WHAT YOU ARE ASKED TO DO :: Wherever "JSON" appears in a line, list that line.

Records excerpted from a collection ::
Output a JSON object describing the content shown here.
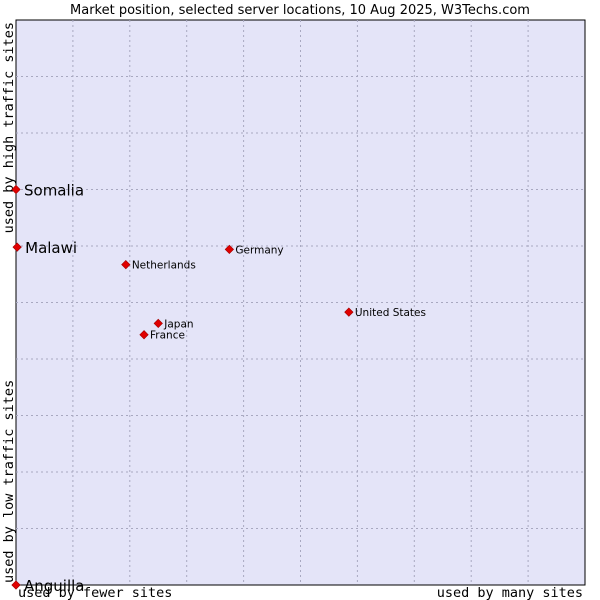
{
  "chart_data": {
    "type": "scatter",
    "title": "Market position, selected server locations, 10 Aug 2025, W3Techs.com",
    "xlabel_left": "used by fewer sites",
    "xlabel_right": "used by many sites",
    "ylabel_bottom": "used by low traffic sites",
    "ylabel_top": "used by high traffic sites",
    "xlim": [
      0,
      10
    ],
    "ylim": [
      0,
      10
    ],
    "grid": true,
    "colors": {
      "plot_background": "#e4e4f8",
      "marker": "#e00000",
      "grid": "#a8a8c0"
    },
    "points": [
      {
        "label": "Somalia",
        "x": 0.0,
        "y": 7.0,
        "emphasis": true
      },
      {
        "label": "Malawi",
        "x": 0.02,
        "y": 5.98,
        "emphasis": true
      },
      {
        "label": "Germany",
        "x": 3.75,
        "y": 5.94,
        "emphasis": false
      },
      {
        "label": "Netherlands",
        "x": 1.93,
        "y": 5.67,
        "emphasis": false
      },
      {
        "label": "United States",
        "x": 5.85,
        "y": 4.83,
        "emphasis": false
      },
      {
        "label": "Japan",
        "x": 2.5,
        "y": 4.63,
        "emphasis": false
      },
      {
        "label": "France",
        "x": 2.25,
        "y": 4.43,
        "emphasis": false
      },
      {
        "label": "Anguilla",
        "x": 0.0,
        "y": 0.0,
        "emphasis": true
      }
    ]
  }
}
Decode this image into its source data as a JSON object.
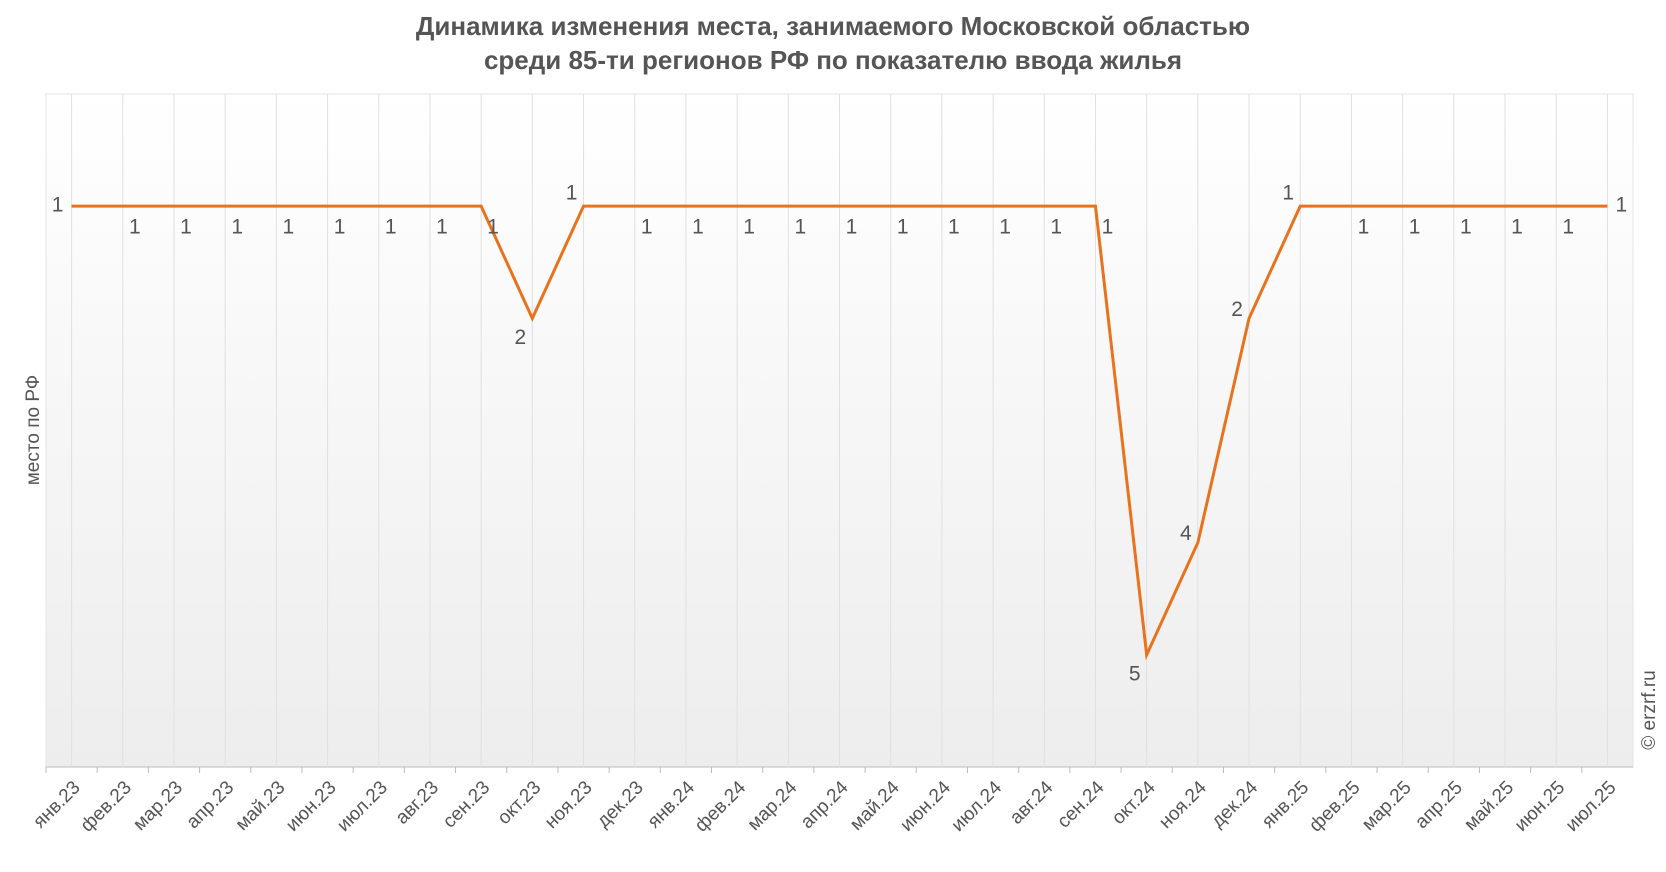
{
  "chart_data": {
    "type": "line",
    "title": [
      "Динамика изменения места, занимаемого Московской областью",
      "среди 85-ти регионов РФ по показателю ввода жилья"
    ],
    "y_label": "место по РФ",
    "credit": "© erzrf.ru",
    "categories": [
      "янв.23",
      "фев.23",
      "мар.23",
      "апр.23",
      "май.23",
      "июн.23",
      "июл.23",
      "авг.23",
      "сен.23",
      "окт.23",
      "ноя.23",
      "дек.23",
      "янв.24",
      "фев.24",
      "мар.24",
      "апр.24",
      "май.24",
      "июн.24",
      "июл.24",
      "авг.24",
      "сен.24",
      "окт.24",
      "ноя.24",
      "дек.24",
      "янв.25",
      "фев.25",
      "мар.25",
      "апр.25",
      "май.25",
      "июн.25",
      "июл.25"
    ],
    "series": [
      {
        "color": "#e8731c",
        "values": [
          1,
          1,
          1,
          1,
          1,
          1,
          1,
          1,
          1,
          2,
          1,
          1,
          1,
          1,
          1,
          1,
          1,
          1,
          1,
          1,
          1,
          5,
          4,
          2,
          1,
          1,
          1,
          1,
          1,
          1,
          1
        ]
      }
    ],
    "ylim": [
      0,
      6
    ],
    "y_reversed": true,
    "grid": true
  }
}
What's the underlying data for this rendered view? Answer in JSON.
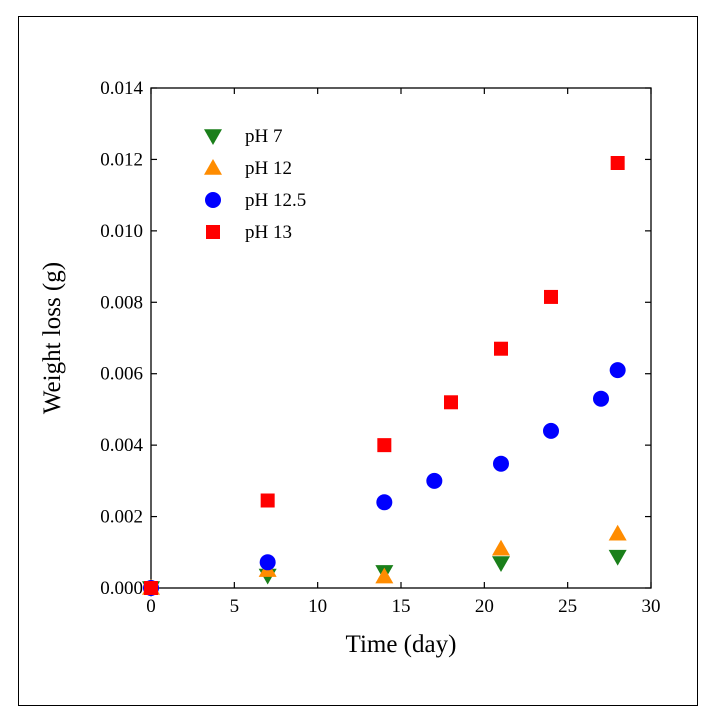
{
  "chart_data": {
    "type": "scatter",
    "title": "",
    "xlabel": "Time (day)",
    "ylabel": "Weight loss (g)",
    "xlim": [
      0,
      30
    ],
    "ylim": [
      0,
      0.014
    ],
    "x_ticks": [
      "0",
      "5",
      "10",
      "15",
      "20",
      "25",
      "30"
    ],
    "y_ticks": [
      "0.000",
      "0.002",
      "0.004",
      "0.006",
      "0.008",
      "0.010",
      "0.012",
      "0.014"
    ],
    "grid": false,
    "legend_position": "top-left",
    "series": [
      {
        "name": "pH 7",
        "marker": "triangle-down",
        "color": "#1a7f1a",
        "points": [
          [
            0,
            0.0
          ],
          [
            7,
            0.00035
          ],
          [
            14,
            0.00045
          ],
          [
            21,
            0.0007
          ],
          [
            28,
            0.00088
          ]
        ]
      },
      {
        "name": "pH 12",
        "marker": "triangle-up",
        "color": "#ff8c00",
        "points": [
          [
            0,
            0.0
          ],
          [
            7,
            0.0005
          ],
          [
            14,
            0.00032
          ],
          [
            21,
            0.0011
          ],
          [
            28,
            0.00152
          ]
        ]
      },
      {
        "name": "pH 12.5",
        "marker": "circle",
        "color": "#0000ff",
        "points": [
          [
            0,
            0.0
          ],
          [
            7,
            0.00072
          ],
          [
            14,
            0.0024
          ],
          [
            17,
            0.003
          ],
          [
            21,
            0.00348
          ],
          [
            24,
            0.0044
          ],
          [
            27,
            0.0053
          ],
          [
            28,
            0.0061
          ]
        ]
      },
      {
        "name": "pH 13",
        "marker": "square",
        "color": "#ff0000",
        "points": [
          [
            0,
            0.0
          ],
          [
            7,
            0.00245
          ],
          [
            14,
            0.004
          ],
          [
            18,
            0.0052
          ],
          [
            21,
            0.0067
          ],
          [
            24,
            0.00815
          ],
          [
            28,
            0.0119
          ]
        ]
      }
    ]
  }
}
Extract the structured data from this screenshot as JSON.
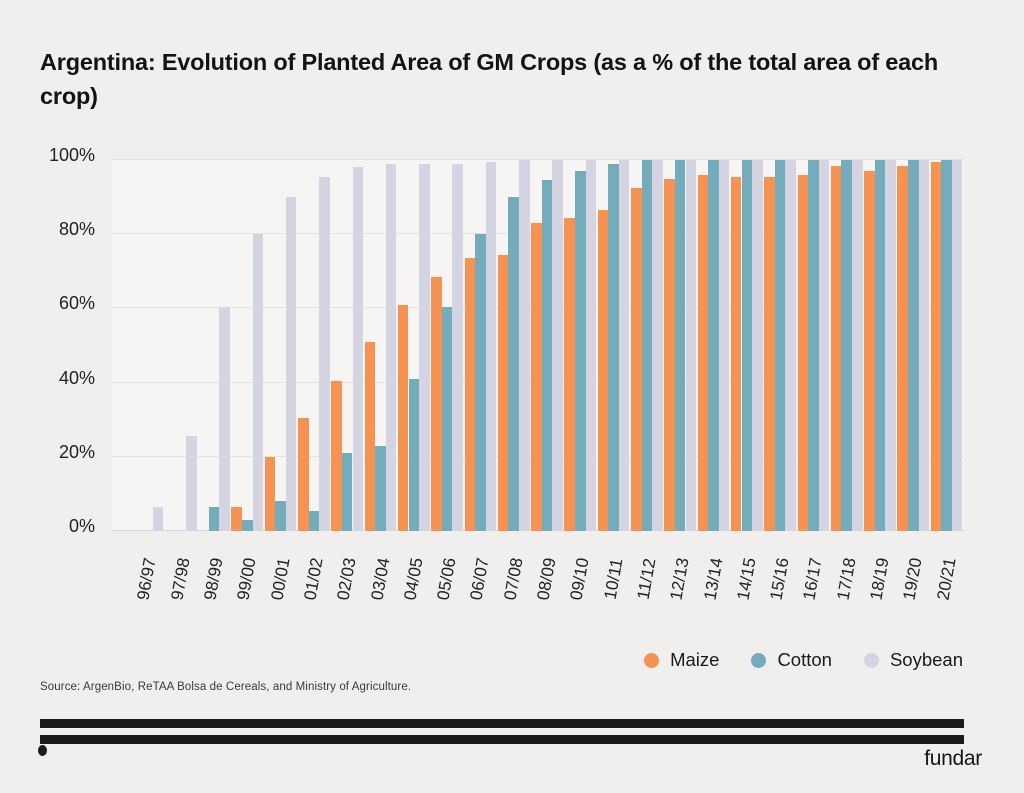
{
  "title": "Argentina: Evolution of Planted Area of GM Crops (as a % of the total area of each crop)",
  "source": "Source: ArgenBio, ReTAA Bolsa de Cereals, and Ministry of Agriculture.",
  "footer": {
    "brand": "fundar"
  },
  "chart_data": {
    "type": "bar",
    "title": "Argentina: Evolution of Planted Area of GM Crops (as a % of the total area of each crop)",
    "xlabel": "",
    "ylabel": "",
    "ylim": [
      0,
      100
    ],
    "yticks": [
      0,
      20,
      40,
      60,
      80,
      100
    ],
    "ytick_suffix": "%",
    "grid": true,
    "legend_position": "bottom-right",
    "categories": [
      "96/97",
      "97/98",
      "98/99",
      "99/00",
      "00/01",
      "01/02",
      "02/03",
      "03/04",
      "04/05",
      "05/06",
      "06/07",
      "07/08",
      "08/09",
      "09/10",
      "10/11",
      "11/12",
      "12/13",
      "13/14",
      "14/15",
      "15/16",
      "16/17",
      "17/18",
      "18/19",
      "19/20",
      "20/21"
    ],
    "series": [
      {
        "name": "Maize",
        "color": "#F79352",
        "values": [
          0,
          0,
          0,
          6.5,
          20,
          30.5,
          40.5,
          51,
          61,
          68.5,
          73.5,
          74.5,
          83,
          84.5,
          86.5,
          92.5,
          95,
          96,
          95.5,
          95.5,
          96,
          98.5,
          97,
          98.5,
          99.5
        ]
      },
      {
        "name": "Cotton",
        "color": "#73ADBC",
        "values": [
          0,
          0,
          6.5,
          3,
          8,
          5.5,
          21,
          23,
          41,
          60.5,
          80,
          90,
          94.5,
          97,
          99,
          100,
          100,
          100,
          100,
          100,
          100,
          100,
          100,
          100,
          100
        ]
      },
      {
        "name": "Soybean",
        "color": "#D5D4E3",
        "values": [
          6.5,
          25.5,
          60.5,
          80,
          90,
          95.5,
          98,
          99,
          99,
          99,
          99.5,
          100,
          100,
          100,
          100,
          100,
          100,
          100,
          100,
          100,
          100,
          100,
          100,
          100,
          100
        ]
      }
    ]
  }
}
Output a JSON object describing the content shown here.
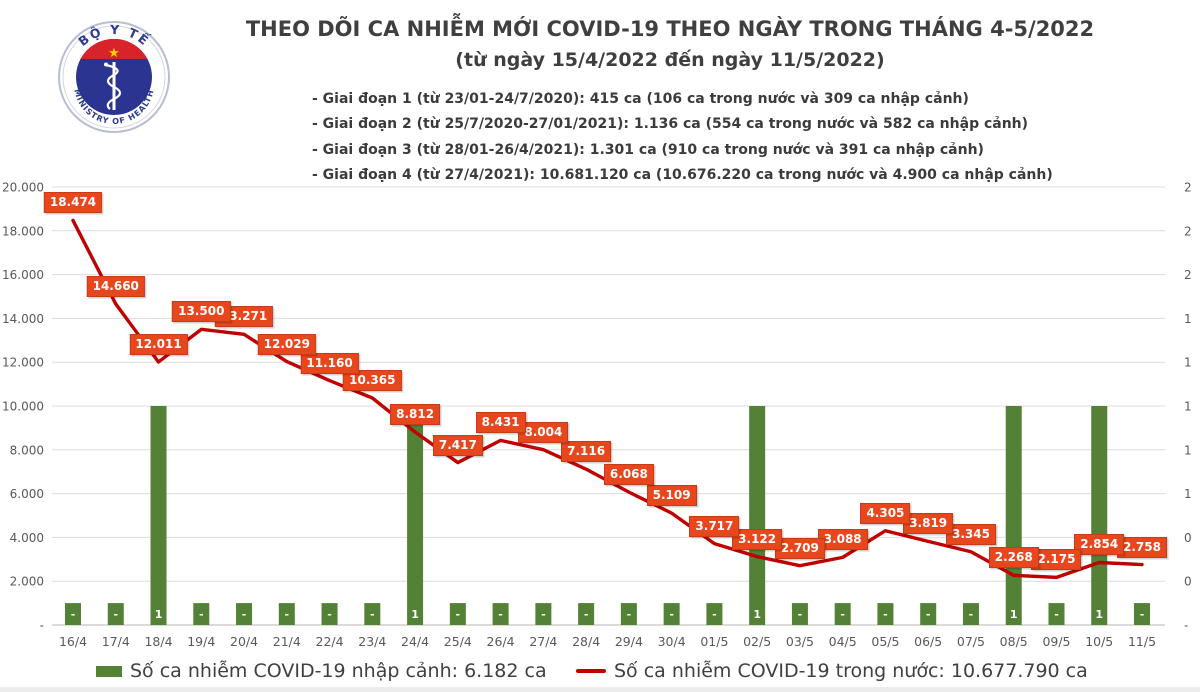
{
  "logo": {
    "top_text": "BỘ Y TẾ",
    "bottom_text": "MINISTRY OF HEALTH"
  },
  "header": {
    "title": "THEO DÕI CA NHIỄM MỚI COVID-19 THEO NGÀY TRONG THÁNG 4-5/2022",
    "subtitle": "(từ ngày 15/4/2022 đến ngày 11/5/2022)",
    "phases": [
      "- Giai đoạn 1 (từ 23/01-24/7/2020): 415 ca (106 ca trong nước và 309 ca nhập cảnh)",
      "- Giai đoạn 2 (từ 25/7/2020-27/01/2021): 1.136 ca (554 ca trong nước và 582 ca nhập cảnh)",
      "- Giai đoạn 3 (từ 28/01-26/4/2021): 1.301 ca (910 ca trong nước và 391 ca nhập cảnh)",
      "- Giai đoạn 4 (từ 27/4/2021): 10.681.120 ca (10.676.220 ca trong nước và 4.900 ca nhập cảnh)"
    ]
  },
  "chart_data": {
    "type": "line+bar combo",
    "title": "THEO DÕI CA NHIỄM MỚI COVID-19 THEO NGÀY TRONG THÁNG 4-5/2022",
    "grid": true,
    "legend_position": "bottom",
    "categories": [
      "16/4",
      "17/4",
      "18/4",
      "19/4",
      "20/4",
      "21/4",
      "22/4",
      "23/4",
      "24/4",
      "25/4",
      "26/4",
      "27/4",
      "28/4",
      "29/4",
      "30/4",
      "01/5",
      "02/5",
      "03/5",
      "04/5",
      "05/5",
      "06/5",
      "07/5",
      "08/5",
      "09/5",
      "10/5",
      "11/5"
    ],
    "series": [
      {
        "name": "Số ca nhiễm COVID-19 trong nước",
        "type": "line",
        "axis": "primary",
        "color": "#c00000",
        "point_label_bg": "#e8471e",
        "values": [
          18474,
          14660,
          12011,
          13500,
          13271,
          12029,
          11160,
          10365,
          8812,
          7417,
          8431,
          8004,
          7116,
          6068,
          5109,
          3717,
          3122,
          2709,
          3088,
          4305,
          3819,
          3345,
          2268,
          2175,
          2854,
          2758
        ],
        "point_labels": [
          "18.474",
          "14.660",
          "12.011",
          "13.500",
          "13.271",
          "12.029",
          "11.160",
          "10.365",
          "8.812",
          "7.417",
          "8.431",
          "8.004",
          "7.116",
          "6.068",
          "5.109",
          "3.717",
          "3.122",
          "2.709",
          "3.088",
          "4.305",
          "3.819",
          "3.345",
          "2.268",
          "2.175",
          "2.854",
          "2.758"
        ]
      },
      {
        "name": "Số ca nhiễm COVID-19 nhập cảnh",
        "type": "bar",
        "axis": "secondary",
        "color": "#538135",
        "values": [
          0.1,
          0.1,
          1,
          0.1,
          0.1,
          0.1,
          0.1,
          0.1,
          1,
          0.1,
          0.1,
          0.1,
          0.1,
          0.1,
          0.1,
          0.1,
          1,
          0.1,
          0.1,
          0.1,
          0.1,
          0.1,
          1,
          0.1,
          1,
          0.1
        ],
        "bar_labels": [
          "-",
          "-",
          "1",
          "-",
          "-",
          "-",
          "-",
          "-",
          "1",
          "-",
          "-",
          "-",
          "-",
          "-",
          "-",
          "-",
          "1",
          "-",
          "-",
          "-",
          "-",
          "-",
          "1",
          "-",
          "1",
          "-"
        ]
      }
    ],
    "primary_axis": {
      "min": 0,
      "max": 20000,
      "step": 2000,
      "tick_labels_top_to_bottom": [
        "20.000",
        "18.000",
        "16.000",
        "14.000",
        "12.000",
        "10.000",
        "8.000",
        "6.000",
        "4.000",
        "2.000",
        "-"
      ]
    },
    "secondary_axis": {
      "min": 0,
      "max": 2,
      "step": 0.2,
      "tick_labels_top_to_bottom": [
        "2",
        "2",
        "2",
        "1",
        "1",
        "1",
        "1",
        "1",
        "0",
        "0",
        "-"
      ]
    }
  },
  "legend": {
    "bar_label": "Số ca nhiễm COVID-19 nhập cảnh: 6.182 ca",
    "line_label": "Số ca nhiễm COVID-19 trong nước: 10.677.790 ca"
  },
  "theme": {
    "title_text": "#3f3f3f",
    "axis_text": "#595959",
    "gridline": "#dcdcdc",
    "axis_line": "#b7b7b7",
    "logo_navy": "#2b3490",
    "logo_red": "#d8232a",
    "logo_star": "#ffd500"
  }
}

REPLY ::
Output a JSON object describing the content shown here.
Decode this image into its source data as a JSON object.
What's the underlying data for this rendered view? Answer in JSON.
Extract the structured data from this screenshot as JSON.
Output a JSON object describing the content shown here.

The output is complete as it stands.